- [WHAT YOU WILL DO] Find the lines with "structured" in them and copy them out.

- [EXERCISE MATERIALS]
== == ==
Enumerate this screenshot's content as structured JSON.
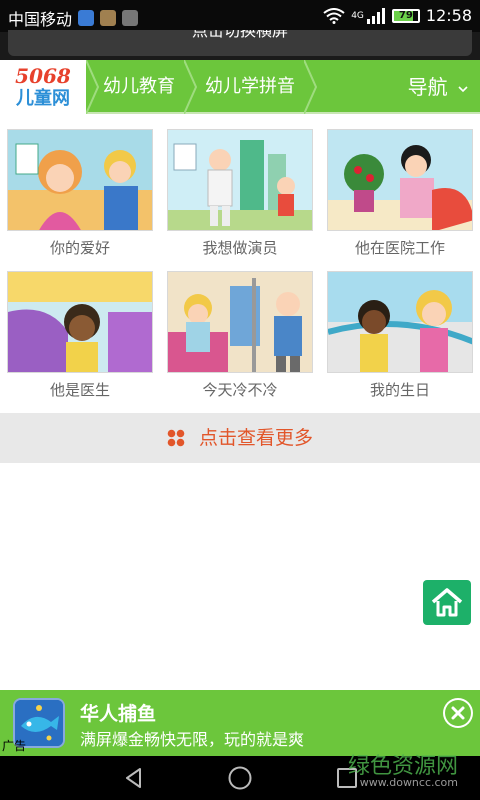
{
  "status_bar": {
    "carrier": "中国移动",
    "network": "4G",
    "battery": "79",
    "time": "12:58"
  },
  "rotate_button_label": "点击切换横屏",
  "nav": {
    "logo_number": "5068",
    "logo_text": "儿童网",
    "breadcrumb": [
      "幼儿教育",
      "幼儿学拼音"
    ],
    "menu_label": "导航"
  },
  "cards": [
    {
      "caption": "你的爱好"
    },
    {
      "caption": "我想做演员"
    },
    {
      "caption": "他在医院工作"
    },
    {
      "caption": "他是医生"
    },
    {
      "caption": "今天冷不冷"
    },
    {
      "caption": "我的生日"
    }
  ],
  "more_label": "点击查看更多",
  "ad": {
    "title": "华人捕鱼",
    "description": "满屏爆金畅快无限，玩的就是爽",
    "label": "广告"
  },
  "watermark": {
    "text": "绿色资源网",
    "url": "www.downcc.com"
  },
  "colors": {
    "brand_green": "#6cc63c",
    "home_button": "#1db069",
    "more_accent": "#e2562a"
  }
}
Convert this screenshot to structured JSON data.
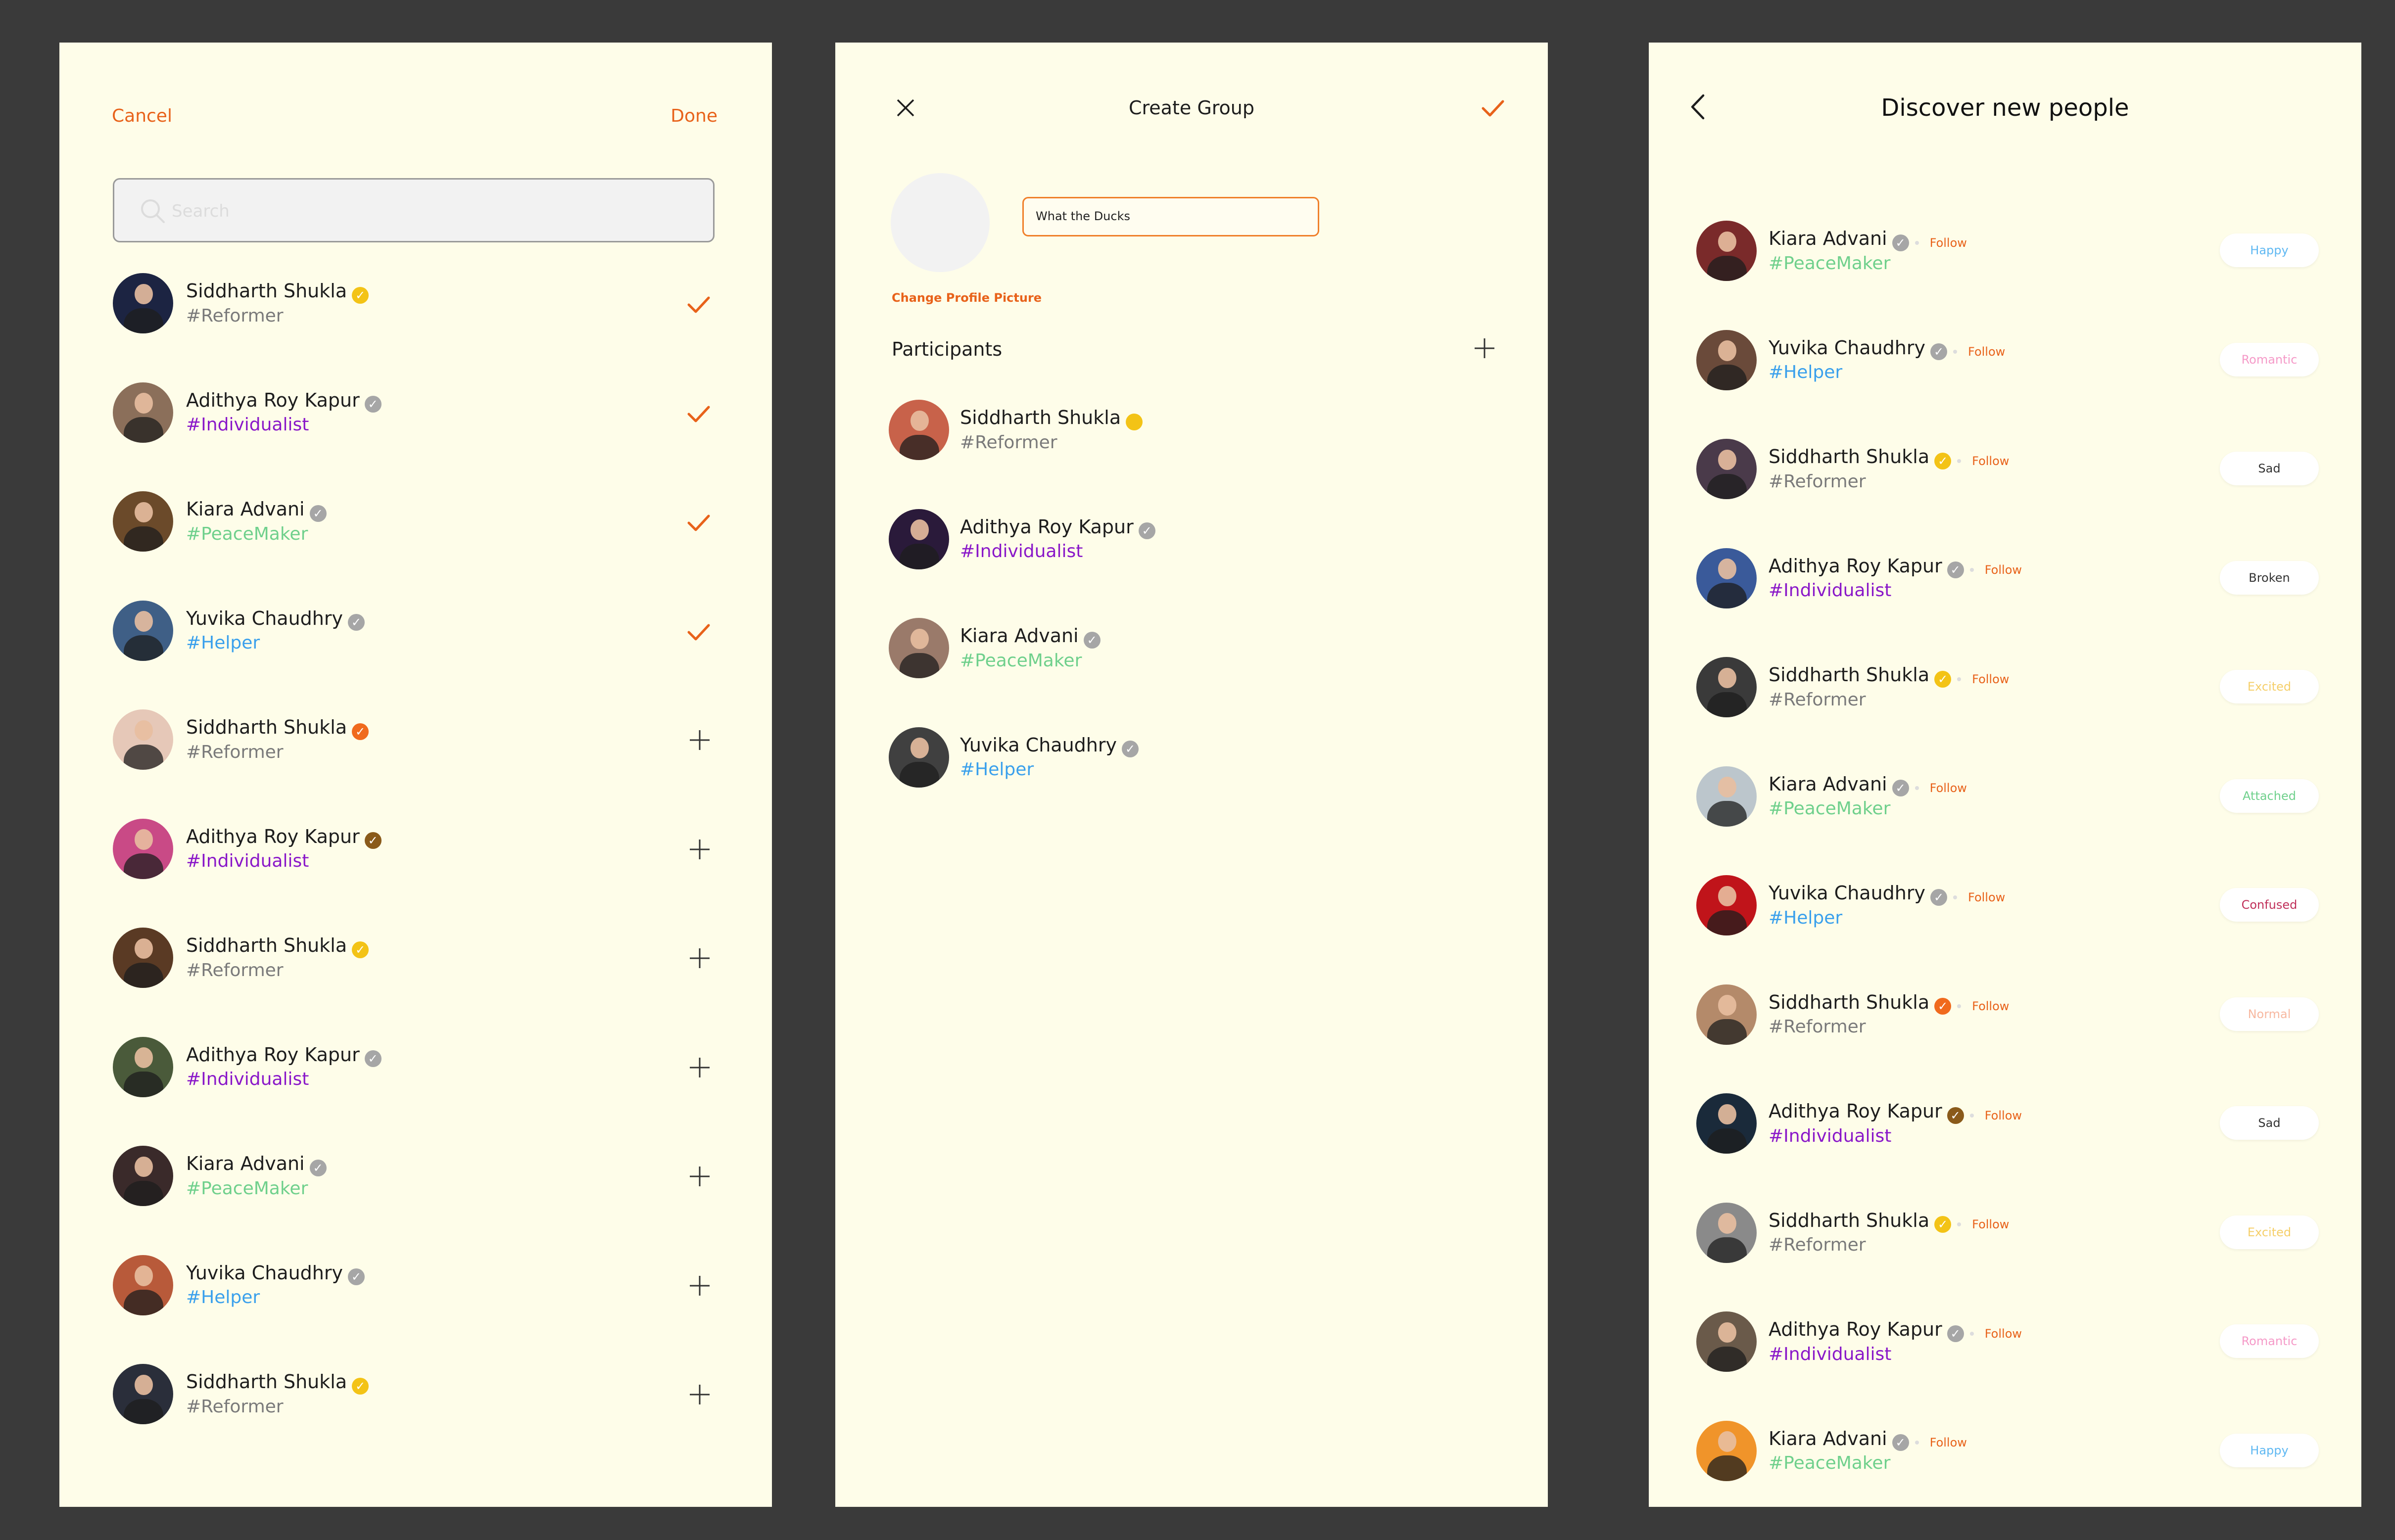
{
  "colors": {
    "accent": "#e8621a",
    "panel_bg": "#fefde9",
    "canvas_bg": "#3a3a3a",
    "tag_reformer": "#7a7a7a",
    "tag_individualist": "#8a18c9",
    "tag_peacemaker": "#6fd08c",
    "tag_helper": "#3aa0ec",
    "badge_yellow": "#f3c316",
    "badge_grey": "#a6a6a6",
    "badge_orange": "#f06a1d",
    "badge_brown": "#8a5a1a"
  },
  "select_panel": {
    "cancel_label": "Cancel",
    "done_label": "Done",
    "search_placeholder": "Search",
    "rows": [
      {
        "name": "Siddharth Shukla",
        "tag": "#Reformer",
        "tag_color": "#7a7a7a",
        "badge": "yellow",
        "selected": true,
        "avatar_bg": "#1c2442"
      },
      {
        "name": "Adithya Roy Kapur",
        "tag": "#Individualist",
        "tag_color": "#8a18c9",
        "badge": "grey",
        "selected": true,
        "avatar_bg": "#8b6f5a"
      },
      {
        "name": "Kiara Advani",
        "tag": "#PeaceMaker",
        "tag_color": "#6fd08c",
        "badge": "grey",
        "selected": true,
        "avatar_bg": "#6b4a2a"
      },
      {
        "name": "Yuvika Chaudhry",
        "tag": "#Helper",
        "tag_color": "#3aa0ec",
        "badge": "grey",
        "selected": true,
        "avatar_bg": "#3f5f86"
      },
      {
        "name": "Siddharth Shukla",
        "tag": "#Reformer",
        "tag_color": "#7a7a7a",
        "badge": "orange",
        "selected": false,
        "avatar_bg": "#e6c8b8"
      },
      {
        "name": "Adithya Roy Kapur",
        "tag": "#Individualist",
        "tag_color": "#8a18c9",
        "badge": "brown",
        "selected": false,
        "avatar_bg": "#c94a86"
      },
      {
        "name": "Siddharth Shukla",
        "tag": "#Reformer",
        "tag_color": "#7a7a7a",
        "badge": "yellow",
        "selected": false,
        "avatar_bg": "#5a3a24"
      },
      {
        "name": "Adithya Roy Kapur",
        "tag": "#Individualist",
        "tag_color": "#8a18c9",
        "badge": "grey",
        "selected": false,
        "avatar_bg": "#4a5a3a"
      },
      {
        "name": "Kiara Advani",
        "tag": "#PeaceMaker",
        "tag_color": "#6fd08c",
        "badge": "grey",
        "selected": false,
        "avatar_bg": "#3a2a2a"
      },
      {
        "name": "Yuvika Chaudhry",
        "tag": "#Helper",
        "tag_color": "#3aa0ec",
        "badge": "grey",
        "selected": false,
        "avatar_bg": "#b85a3a"
      },
      {
        "name": "Siddharth Shukla",
        "tag": "#Reformer",
        "tag_color": "#7a7a7a",
        "badge": "yellow",
        "selected": false,
        "avatar_bg": "#2a2e3a"
      }
    ]
  },
  "create_group": {
    "title": "Create Group",
    "change_picture_label": "Change Profile Picture",
    "group_name_value": "What the Ducks",
    "participants_label": "Participants",
    "participants": [
      {
        "name": "Siddharth Shukla",
        "tag": "#Reformer",
        "tag_color": "#7a7a7a",
        "badge": "yellow",
        "avatar_bg": "#c8624a"
      },
      {
        "name": "Adithya Roy Kapur",
        "tag": "#Individualist",
        "tag_color": "#8a18c9",
        "badge": "grey",
        "avatar_bg": "#2a1a3a"
      },
      {
        "name": "Kiara Advani",
        "tag": "#PeaceMaker",
        "tag_color": "#6fd08c",
        "badge": "grey",
        "avatar_bg": "#9a7a6a"
      },
      {
        "name": "Yuvika Chaudhry",
        "tag": "#Helper",
        "tag_color": "#3aa0ec",
        "badge": "grey",
        "avatar_bg": "#404040"
      }
    ]
  },
  "discover": {
    "title": "Discover new people",
    "follow_label": "Follow",
    "rows": [
      {
        "name": "Kiara Advani",
        "tag": "#PeaceMaker",
        "tag_color": "#6fd08c",
        "badge": "grey",
        "mood": "Happy",
        "mood_color": "#5fb8f2",
        "avatar_bg": "#7a2a2a"
      },
      {
        "name": "Yuvika Chaudhry",
        "tag": "#Helper",
        "tag_color": "#3aa0ec",
        "badge": "grey",
        "mood": "Romantic",
        "mood_color": "#f59ac8",
        "avatar_bg": "#6a4a3a"
      },
      {
        "name": "Siddharth Shukla",
        "tag": "#Reformer",
        "tag_color": "#7a7a7a",
        "badge": "yellow",
        "mood": "Sad",
        "mood_color": "#333333",
        "avatar_bg": "#4a3a4a"
      },
      {
        "name": "Adithya Roy Kapur",
        "tag": "#Individualist",
        "tag_color": "#8a18c9",
        "badge": "grey",
        "mood": "Broken",
        "mood_color": "#333333",
        "avatar_bg": "#3a5a9a"
      },
      {
        "name": "Siddharth Shukla",
        "tag": "#Reformer",
        "tag_color": "#7a7a7a",
        "badge": "yellow",
        "mood": "Excited",
        "mood_color": "#f5cf6a",
        "avatar_bg": "#3a3a3a"
      },
      {
        "name": "Kiara Advani",
        "tag": "#PeaceMaker",
        "tag_color": "#6fd08c",
        "badge": "grey",
        "mood": "Attached",
        "mood_color": "#6fd08c",
        "avatar_bg": "#bcc6cc"
      },
      {
        "name": "Yuvika Chaudhry",
        "tag": "#Helper",
        "tag_color": "#3aa0ec",
        "badge": "grey",
        "mood": "Confused",
        "mood_color": "#c0305a",
        "avatar_bg": "#c0141a"
      },
      {
        "name": "Siddharth Shukla",
        "tag": "#Reformer",
        "tag_color": "#7a7a7a",
        "badge": "orange",
        "mood": "Normal",
        "mood_color": "#f7b8a0",
        "avatar_bg": "#b48a6a"
      },
      {
        "name": "Adithya Roy Kapur",
        "tag": "#Individualist",
        "tag_color": "#8a18c9",
        "badge": "brown",
        "mood": "Sad",
        "mood_color": "#333333",
        "avatar_bg": "#1a2a3a"
      },
      {
        "name": "Siddharth Shukla",
        "tag": "#Reformer",
        "tag_color": "#7a7a7a",
        "badge": "yellow",
        "mood": "Excited",
        "mood_color": "#f5cf6a",
        "avatar_bg": "#8a8a8a"
      },
      {
        "name": "Adithya Roy Kapur",
        "tag": "#Individualist",
        "tag_color": "#8a18c9",
        "badge": "grey",
        "mood": "Romantic",
        "mood_color": "#f59ac8",
        "avatar_bg": "#6a5a4a"
      },
      {
        "name": "Kiara Advani",
        "tag": "#PeaceMaker",
        "tag_color": "#6fd08c",
        "badge": "grey",
        "mood": "Happy",
        "mood_color": "#5fb8f2",
        "avatar_bg": "#f0942a"
      }
    ]
  }
}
== == ==
- [RESULT FOR THIS EXERCISE]
Enumerate this screenshot's content as structured JSON.
Convert this screenshot to structured JSON data.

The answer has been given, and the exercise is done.